* [PATCH] xfs: do not tight-pack write large files
@ 2025-10-13 6:45 Damien Le Moal
2025-10-13 7:09 ` Christoph Hellwig
0 siblings, 1 reply; 2+ messages in thread
From: Damien Le Moal @ 2025-10-13 6:45 UTC (permalink / raw)
To: linux-xfs, Carlos Maiolino; +Cc: Christoph Hellwig, Hans Holmberg
The tick-packing data block allocation which writes blocks of closed
files in the same zone is very efficient at improving write performance
on HDDs by reducing, and even suppressing, disk head seeks. However,
such tight packing does not make sense for large files that require at
least a full realtime block group (i.e. a zone). If tight-packing
placement is applied for such files, the VM writeback thread switching
between inodes result in the large file to be fragmented, thus
increasing the garbage collection penalty later when the used realtime
block group/zone needs to be reclaimed.
This problem can be avoided with a simple heuristic: if the size of the
inode being written back is at least equal to the realtime block group
size, do not use tight-packing. Modify xfs_zoned_pack_tight() to always
return false in this case.
With this change, a multi-writer workload writing files of 256 MB on a
file system backed by an SMR HDD with 256 MB zone size sees all files
occupying exactly one zone, thus completely removing the heavy
fragmentation observed without this change.
Signed-off-by: Damien Le Moal <dlemoal@kernel.org>
---
fs/xfs/xfs_zone_alloc.c | 11 +++++++++++
1 file changed, 11 insertions(+)
diff --git a/fs/xfs/xfs_zone_alloc.c b/fs/xfs/xfs_zone_alloc.c
index 1147bacb2da8..c51788550c7c 100644
--- a/fs/xfs/xfs_zone_alloc.c
+++ b/fs/xfs/xfs_zone_alloc.c
@@ -622,6 +622,17 @@ static inline enum rw_hint xfs_inode_write_hint(struct xfs_inode *ip)

DATA PROVIDED:
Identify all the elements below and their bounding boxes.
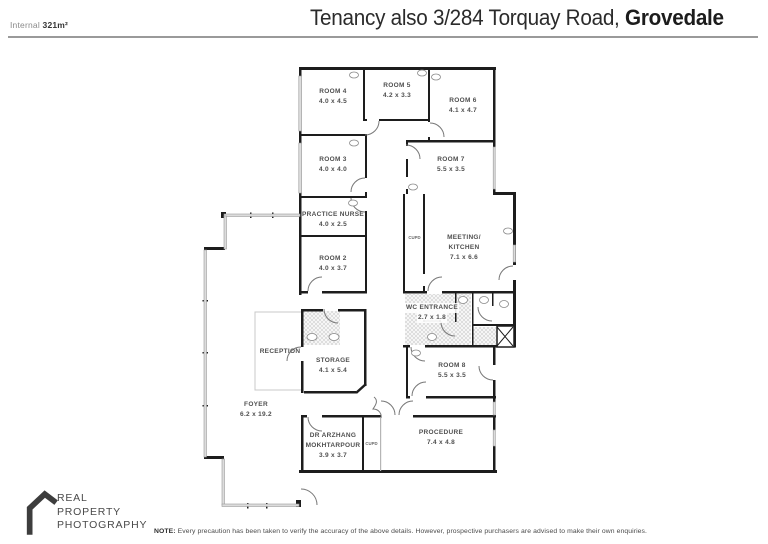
room-label-room5: ROOM 54.2 x 3.3 — [367, 81, 427, 101]
room-label-dr-arzhang: DR ARZHANGMOKHTARPOUR3.9 x 3.7 — [298, 431, 368, 460]
room-label-meeting-kitchen: MEETING/KITCHEN7.1 x 6.6 — [434, 233, 494, 262]
room-label-room6: ROOM 64.1 x 4.7 — [433, 96, 493, 116]
logo-wordmark: REAL PROPERTY PHOTOGRAPHY — [57, 492, 147, 533]
logo-line-1: REAL — [57, 492, 147, 506]
room-label-room3: ROOM 34.0 x 4.0 — [303, 155, 363, 175]
house-roof-icon — [24, 489, 58, 537]
note-prefix: NOTE: — [154, 528, 176, 535]
room-label-storage: STORAGE4.1 x 5.4 — [303, 356, 363, 376]
room-label-reception: RECEPTION — [250, 347, 310, 357]
room-label-foyer: FOYER6.2 x 19.2 — [226, 400, 286, 420]
room-label-room4: ROOM 44.0 x 4.5 — [303, 87, 363, 107]
floorplan-page: Internal 321m² Tenancy also 3/284 Torqua… — [0, 0, 768, 544]
note-text: Every precaution has been taken to verif… — [176, 528, 647, 535]
room-label-room7: ROOM 75.5 x 3.5 — [421, 155, 481, 175]
room-label-practice-nurse: PRACTICE NURSE4.0 x 2.5 — [296, 210, 370, 230]
disclaimer-note: NOTE: Every precaution has been taken to… — [154, 528, 760, 535]
room-label-room2: ROOM 24.0 x 3.7 — [303, 254, 363, 274]
room-label-room8: ROOM 85.5 x 3.5 — [422, 361, 482, 381]
logo-line-3: PHOTOGRAPHY — [57, 519, 147, 533]
room-label-cupd-1: CUPD — [406, 235, 423, 241]
room-label-procedure: PROCEDURE7.4 x 4.8 — [406, 428, 476, 448]
room-label-wc-entrance: WC ENTRANCE2.7 x 1.8 — [403, 303, 461, 323]
room-label-cupd-2: CUPD — [363, 441, 380, 447]
logo-line-2: PROPERTY — [57, 506, 147, 520]
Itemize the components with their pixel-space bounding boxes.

WHAT YOU WILL DO:
[a] Answer these questions about the XFS patch:
(i) On HDDs, how does tight-packing improve write performance?
(ii) Which function does the patch modify?
(iii) How many insertions does the patch make, and in which file?
[b] According to the XFS patch, why should tight-packing not be used for files that need at least a full realtime block group?
[c] Copy the part of the XFS patch starting with "This problem can" and going on through "without this change.", swapping "heuristic" for "rule".

SOLUTIONS FOR EACH TASK:
[a]
(i) It reduces, and can even suppress, disk head seeks.
(ii) xfs_zoned_pack_tight()
(iii) 11 insertions, in fs/xfs/xfs_zone_alloc.c.

[b] For such large files, the VM writeback thread switches between inodes, and this fragments the large file. That fragmentation raises the garbage collection penalty later, when the used realtime block group or zone has to be reclaimed.

[c]
This problem can be avoided with a simple rule: if the size of the
inode being written back is at least equal to the realtime block group
size, do not use tight-packing. Modify xfs_zoned_pack_tight() to always
return false in this case.
With this change, a multi-writer workload writing files of 256 MB on a
file system backed by an SMR HDD with 256 MB zone size sees all files
occupying exactly one zone, thus completely removing the heavy
fragmentation observed without this change.